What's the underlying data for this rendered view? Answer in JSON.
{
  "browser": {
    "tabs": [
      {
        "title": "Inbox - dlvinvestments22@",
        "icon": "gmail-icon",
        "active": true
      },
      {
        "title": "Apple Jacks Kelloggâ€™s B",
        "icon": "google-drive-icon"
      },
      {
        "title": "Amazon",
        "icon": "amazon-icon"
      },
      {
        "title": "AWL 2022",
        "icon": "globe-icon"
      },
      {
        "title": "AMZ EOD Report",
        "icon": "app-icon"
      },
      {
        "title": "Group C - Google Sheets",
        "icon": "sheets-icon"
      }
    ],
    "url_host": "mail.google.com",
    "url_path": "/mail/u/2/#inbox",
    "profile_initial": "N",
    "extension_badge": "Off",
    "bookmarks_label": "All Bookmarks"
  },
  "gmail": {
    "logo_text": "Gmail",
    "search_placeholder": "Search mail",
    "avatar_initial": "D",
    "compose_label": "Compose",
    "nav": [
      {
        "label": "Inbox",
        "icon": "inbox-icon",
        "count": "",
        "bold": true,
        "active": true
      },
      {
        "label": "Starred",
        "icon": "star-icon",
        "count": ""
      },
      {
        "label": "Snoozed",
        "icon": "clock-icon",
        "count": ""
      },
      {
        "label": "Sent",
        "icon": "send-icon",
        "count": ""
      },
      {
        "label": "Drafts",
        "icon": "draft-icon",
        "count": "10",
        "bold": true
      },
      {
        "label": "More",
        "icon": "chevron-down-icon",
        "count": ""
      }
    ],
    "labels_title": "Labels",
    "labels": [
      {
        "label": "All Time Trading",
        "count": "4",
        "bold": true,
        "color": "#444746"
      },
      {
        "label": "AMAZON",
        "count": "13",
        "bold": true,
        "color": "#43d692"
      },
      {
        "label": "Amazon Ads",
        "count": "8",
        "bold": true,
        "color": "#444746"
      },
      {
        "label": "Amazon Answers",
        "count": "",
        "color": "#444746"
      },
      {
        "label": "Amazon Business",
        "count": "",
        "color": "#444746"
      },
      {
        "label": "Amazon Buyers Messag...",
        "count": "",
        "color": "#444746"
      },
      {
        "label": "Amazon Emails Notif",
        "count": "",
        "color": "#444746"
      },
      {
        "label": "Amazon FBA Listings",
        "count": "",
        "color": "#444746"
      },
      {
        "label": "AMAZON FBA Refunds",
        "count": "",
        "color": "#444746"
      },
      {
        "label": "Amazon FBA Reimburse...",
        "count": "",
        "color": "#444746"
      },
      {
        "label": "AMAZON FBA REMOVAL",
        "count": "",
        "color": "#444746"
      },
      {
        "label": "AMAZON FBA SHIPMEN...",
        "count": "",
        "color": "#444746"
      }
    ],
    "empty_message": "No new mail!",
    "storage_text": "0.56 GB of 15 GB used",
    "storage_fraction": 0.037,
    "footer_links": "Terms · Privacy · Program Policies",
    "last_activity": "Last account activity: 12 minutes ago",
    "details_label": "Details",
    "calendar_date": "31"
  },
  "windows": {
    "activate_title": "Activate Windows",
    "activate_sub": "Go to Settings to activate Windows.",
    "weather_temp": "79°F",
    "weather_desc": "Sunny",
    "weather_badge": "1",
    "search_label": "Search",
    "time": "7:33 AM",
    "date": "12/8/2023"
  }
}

Set task: Give back all the data exactly as written.

Full solution:
What's the underlying data for this rendered view? Answer in JSON.
{
  "browser": {
    "tabs": [
      {
        "title": "Inbox - dlvinvestments22@",
        "icon": "gmail-icon",
        "active": true
      },
      {
        "title": "Apple Jacks Kelloggâ€™s B",
        "icon": "google-drive-icon"
      },
      {
        "title": "Amazon",
        "icon": "amazon-icon"
      },
      {
        "title": "AWL 2022",
        "icon": "globe-icon"
      },
      {
        "title": "AMZ EOD Report",
        "icon": "app-icon"
      },
      {
        "title": "Group C - Google Sheets",
        "icon": "sheets-icon"
      }
    ],
    "url_host": "mail.google.com",
    "url_path": "/mail/u/2/#inbox",
    "profile_initial": "N",
    "extension_badge": "Off",
    "bookmarks_label": "All Bookmarks"
  },
  "gmail": {
    "logo_text": "Gmail",
    "search_placeholder": "Search mail",
    "avatar_initial": "D",
    "compose_label": "Compose",
    "nav": [
      {
        "label": "Inbox",
        "icon": "inbox-icon",
        "count": "",
        "bold": true,
        "active": true
      },
      {
        "label": "Starred",
        "icon": "star-icon",
        "count": ""
      },
      {
        "label": "Snoozed",
        "icon": "clock-icon",
        "count": ""
      },
      {
        "label": "Sent",
        "icon": "send-icon",
        "count": ""
      },
      {
        "label": "Drafts",
        "icon": "draft-icon",
        "count": "10",
        "bold": true
      },
      {
        "label": "More",
        "icon": "chevron-down-icon",
        "count": ""
      }
    ],
    "labels_title": "Labels",
    "labels": [
      {
        "label": "All Time Trading",
        "count": "4",
        "bold": true,
        "color": "#444746"
      },
      {
        "label": "AMAZON",
        "count": "13",
        "bold": true,
        "color": "#43d692"
      },
      {
        "label": "Amazon Ads",
        "count": "8",
        "bold": true,
        "color": "#444746"
      },
      {
        "label": "Amazon Answers",
        "count": "",
        "color": "#444746"
      },
      {
        "label": "Amazon Business",
        "count": "",
        "color": "#444746"
      },
      {
        "label": "Amazon Buyers Messag...",
        "count": "",
        "color": "#444746"
      },
      {
        "label": "Amazon Emails Notif",
        "count": "",
        "color": "#444746"
      },
      {
        "label": "Amazon FBA Listings",
        "count": "",
        "color": "#444746"
      },
      {
        "label": "AMAZON FBA Refunds",
        "count": "",
        "color": "#444746"
      },
      {
        "label": "Amazon FBA Reimburse...",
        "count": "",
        "color": "#444746"
      },
      {
        "label": "AMAZON FBA REMOVAL",
        "count": "",
        "color": "#444746"
      },
      {
        "label": "AMAZON FBA SHIPMEN...",
        "count": "",
        "color": "#444746"
      }
    ],
    "empty_message": "No new mail!",
    "storage_text": "0.56 GB of 15 GB used",
    "storage_fraction": 0.037,
    "footer_links": "Terms · Privacy · Program Policies",
    "last_activity": "Last account activity: 12 minutes ago",
    "details_label": "Details",
    "calendar_date": "31"
  },
  "windows": {
    "activate_title": "Activate Windows",
    "activate_sub": "Go to Settings to activate Windows.",
    "weather_temp": "79°F",
    "weather_desc": "Sunny",
    "weather_badge": "1",
    "search_label": "Search",
    "time": "7:33 AM",
    "date": "12/8/2023"
  }
}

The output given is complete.